Instructions to follow
Can all of these lines be returned exactly?

(Dataset items)

========

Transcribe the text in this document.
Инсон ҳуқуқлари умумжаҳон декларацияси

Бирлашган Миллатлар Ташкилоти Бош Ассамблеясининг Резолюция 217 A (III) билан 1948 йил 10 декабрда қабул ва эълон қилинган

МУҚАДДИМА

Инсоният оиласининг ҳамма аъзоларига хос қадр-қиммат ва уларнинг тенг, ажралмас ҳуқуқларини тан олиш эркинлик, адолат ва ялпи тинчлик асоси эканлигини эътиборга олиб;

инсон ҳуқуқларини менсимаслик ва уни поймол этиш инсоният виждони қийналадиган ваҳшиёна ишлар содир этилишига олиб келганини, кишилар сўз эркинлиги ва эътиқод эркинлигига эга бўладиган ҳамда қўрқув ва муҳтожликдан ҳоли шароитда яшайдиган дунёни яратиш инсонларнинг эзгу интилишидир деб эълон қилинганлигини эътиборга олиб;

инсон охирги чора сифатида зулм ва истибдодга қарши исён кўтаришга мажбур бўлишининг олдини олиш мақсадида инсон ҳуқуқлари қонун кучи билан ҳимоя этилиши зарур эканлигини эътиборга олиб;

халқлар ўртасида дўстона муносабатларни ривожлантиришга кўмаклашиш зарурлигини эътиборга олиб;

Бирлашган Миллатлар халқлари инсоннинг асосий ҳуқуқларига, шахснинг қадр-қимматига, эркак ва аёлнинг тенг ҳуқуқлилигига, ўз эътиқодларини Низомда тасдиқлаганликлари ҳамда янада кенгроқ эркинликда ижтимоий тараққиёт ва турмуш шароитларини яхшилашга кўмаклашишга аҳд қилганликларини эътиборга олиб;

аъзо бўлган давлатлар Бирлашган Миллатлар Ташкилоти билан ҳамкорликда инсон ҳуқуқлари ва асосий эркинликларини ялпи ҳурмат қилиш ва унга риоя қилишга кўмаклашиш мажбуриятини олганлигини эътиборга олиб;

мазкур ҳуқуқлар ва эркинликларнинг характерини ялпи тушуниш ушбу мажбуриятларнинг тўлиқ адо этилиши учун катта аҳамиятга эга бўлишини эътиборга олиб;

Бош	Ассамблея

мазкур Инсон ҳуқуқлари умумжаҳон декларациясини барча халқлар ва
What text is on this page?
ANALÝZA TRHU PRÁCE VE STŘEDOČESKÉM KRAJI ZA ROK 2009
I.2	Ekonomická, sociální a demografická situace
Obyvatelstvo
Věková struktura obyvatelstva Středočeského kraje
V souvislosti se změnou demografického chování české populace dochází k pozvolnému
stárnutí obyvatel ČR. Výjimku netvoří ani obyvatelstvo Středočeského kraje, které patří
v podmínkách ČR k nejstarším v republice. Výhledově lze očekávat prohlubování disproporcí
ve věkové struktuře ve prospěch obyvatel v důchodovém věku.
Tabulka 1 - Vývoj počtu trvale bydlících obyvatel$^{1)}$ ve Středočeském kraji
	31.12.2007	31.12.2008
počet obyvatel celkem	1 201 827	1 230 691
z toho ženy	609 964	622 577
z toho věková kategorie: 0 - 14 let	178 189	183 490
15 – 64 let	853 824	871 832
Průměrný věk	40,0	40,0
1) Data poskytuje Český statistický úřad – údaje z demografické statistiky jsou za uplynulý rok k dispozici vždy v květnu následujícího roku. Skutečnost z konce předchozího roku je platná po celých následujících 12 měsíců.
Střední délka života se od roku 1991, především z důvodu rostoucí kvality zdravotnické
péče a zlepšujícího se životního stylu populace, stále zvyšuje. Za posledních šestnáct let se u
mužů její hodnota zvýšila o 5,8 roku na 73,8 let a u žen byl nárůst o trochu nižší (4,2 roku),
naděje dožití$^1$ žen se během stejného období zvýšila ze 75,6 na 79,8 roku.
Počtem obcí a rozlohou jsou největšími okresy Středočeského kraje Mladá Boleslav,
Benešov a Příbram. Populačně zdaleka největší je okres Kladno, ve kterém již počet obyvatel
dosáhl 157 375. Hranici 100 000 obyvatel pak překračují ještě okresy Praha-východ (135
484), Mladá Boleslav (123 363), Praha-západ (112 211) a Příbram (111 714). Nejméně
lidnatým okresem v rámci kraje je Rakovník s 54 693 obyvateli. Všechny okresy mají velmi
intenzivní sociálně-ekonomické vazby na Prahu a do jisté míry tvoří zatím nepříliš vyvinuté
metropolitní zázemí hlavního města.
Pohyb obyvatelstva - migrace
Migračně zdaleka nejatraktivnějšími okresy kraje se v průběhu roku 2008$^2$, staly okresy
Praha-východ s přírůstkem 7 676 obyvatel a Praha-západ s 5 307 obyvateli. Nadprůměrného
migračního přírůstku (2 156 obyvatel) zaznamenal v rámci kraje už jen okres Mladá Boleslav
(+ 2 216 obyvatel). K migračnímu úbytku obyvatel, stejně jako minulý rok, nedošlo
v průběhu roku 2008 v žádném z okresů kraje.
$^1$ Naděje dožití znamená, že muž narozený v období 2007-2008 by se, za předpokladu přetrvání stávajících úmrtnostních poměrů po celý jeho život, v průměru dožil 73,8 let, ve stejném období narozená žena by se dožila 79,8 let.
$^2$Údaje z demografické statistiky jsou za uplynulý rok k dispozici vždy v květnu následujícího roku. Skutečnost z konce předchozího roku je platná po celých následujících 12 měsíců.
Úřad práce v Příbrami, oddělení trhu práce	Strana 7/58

========

Response for this exercise
Transcribe the text in this document.
Инсон ҳуқуқлари умумжаҳон декларацияси

Бирлашган Миллатлар Ташкилоти Бош Ассамблеясининг Резолюция 217 A (III) билан 1948 йил 10 декабрда қабул ва эълон қилинган

МУҚАДДИМА

Инсоният оиласининг ҳамма аъзоларига хос қадр-қиммат ва уларнинг тенг, ажралмас ҳуқуқларини тан олиш эркинлик, адолат ва ялпи тинчлик асоси эканлигини эътиборга олиб;

инсон ҳуқуқларини менсимаслик ва уни поймол этиш инсоният виждони қийналадиган ваҳшиёна ишлар содир этилишига олиб келганини, кишилар сўз эркинлиги ва эътиқод эркинлигига эга бўладиган ҳамда қўрқув ва муҳтожликдан ҳоли шароитда яшайдиган дунёни яратиш инсонларнинг эзгу интилишидир деб эълон қилинганлигини эътиборга олиб;

инсон охирги чора сифатида зулм ва истибдодга қарши исён кўтаришга мажбур бўлишининг олдини олиш мақсадида инсон ҳуқуқлари қонун кучи билан ҳимоя этилиши зарур эканлигини эътиборга олиб;

халқлар ўртасида дўстона муносабатларни ривожлантиришга кўмаклашиш зарурлигини эътиборга олиб;

Бирлашган Миллатлар халқлари инсоннинг асосий ҳуқуқларига, шахснинг қадр-қимматига, эркак ва аёлнинг тенг ҳуқуқлилигига, ўз эътиқодларини Низомда тасдиқлаганликлари ҳамда янада кенгроқ эркинликда ижтимоий тараққиёт ва турмуш шароитларини яхшилашга кўмаклашишга аҳд қилганликларини эътиборга олиб;

аъзо бўлган давлатлар Бирлашган Миллатлар Ташкилоти билан ҳамкорликда инсон ҳуқуқлари ва асосий эркинликларини ялпи ҳурмат қилиш ва унга риоя қилишга кўмаклашиш мажбуриятини олганлигини эътиборга олиб;

мазкур ҳуқуқлар ва эркинликларнинг характерини ялпи тушуниш ушбу мажбуриятларнинг тўлиқ адо этилиши учун катта аҳамиятга эга бўлишини эътиборга олиб;

Бош	Ассамблея

мазкур Инсон ҳуқуқлари умумжаҳон декларациясини барча халқлар ва
What text is on this page?
ANALÝZA TRHU PRÁCE VE STŘEDOČESKÉM KRAJI ZA ROK 2009
I.2	Ekonomická, sociální a demografická situace
Obyvatelstvo
Věková struktura obyvatelstva Středočeského kraje
V souvislosti se změnou demografického chování české populace dochází k pozvolnému
stárnutí obyvatel ČR. Výjimku netvoří ani obyvatelstvo Středočeského kraje, které patří
v podmínkách ČR k nejstarším v republice. Výhledově lze očekávat prohlubování disproporcí
ve věkové struktuře ve prospěch obyvatel v důchodovém věku.
Tabulka 1 - Vývoj počtu trvale bydlících obyvatel$^{1)}$ ve Středočeském kraji
	31.12.2007	31.12.2008
počet obyvatel celkem	1 201 827	1 230 691
z toho ženy	609 964	622 577
z toho věková kategorie: 0 - 14 let	178 189	183 490
15 – 64 let	853 824	871 832
Průměrný věk	40,0	40,0
1) Data poskytuje Český statistický úřad – údaje z demografické statistiky jsou za uplynulý rok k dispozici vždy v květnu následujícího roku. Skutečnost z konce předchozího roku je platná po celých následujících 12 měsíců.
Střední délka života se od roku 1991, především z důvodu rostoucí kvality zdravotnické
péče a zlepšujícího se životního stylu populace, stále zvyšuje. Za posledních šestnáct let se u
mužů její hodnota zvýšila o 5,8 roku na 73,8 let a u žen byl nárůst o trochu nižší (4,2 roku),
naděje dožití$^1$ žen se během stejného období zvýšila ze 75,6 na 79,8 roku.
Počtem obcí a rozlohou jsou největšími okresy Středočeského kraje Mladá Boleslav,
Benešov a Příbram. Populačně zdaleka největší je okres Kladno, ve kterém již počet obyvatel
dosáhl 157 375. Hranici 100 000 obyvatel pak překračují ještě okresy Praha-východ (135
484), Mladá Boleslav (123 363), Praha-západ (112 211) a Příbram (111 714). Nejméně
lidnatým okresem v rámci kraje je Rakovník s 54 693 obyvateli. Všechny okresy mají velmi
intenzivní sociálně-ekonomické vazby na Prahu a do jisté míry tvoří zatím nepříliš vyvinuté
metropolitní zázemí hlavního města.
Pohyb obyvatelstva - migrace
Migračně zdaleka nejatraktivnějšími okresy kraje se v průběhu roku 2008$^2$, staly okresy
Praha-východ s přírůstkem 7 676 obyvatel a Praha-západ s 5 307 obyvateli. Nadprůměrného
migračního přírůstku (2 156 obyvatel) zaznamenal v rámci kraje už jen okres Mladá Boleslav
(+ 2 216 obyvatel). K migračnímu úbytku obyvatel, stejně jako minulý rok, nedošlo
v průběhu roku 2008 v žádném z okresů kraje.
$^1$ Naděje dožití znamená, že muž narozený v období 2007-2008 by se, za předpokladu přetrvání stávajících úmrtnostních poměrů po celý jeho život, v průměru dožil 73,8 let, ve stejném období narozená žena by se dožila 79,8 let.
$^2$Údaje z demografické statistiky jsou za uplynulý rok k dispozici vždy v květnu následujícího roku. Skutečnost z konce předchozího roku je platná po celých následujících 12 měsíců.
Úřad práce v Příbrami, oddělení trhu práce	Strana 7/58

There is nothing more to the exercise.